-- begin Records to process --

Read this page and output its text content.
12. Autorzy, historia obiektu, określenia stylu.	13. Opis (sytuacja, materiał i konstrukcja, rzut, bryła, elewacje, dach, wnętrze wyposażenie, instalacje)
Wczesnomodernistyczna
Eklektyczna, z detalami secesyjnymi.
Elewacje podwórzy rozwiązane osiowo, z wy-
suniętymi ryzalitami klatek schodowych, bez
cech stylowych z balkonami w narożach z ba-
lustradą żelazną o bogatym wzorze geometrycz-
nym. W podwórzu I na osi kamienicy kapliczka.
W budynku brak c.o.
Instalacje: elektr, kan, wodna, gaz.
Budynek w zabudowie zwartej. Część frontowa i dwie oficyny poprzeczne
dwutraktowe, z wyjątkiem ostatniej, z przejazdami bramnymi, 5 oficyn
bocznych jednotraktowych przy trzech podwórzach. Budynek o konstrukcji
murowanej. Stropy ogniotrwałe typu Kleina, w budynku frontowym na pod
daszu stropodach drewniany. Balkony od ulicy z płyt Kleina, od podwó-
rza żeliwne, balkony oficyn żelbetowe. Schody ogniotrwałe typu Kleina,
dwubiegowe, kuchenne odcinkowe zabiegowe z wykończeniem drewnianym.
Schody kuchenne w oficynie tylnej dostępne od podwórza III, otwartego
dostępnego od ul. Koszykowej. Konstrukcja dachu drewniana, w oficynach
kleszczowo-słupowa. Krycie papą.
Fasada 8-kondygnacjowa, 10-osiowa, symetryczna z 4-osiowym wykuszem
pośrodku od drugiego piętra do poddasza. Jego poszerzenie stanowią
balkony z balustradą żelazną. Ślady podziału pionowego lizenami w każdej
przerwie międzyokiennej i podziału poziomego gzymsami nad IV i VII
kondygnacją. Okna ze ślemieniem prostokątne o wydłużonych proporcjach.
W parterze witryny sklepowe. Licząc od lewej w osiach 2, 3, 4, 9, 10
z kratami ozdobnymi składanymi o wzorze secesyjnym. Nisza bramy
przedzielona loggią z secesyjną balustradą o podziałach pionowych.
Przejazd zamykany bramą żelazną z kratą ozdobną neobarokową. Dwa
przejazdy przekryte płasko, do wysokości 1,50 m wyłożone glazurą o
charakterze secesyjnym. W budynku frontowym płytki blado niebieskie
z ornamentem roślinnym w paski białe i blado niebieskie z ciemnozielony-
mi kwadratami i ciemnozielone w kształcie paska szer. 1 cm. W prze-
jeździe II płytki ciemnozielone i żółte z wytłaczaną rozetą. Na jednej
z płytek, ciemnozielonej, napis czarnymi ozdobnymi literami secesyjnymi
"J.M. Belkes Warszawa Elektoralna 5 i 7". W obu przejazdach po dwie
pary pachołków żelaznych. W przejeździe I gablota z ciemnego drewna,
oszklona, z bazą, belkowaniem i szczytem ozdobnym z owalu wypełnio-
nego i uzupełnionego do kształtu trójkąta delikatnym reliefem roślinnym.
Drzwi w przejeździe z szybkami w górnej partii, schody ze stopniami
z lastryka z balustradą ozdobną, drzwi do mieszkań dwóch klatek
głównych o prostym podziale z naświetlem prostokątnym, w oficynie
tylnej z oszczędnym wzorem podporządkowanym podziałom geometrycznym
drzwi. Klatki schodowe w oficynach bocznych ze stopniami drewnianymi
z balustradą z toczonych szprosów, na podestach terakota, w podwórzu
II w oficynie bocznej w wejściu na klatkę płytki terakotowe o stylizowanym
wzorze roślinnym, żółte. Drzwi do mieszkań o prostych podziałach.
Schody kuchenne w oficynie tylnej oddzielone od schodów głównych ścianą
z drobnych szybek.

-- end Records to process --

◆ Task instructions ◆
Write down every line of the data above that includes the string "głównych".

◆ The answer ◆
głównych o prostym podziale z naświetlem prostokątnym, w oficynie
Schody kuchenne w oficynie tylnej oddzielone od schodów głównych ścianą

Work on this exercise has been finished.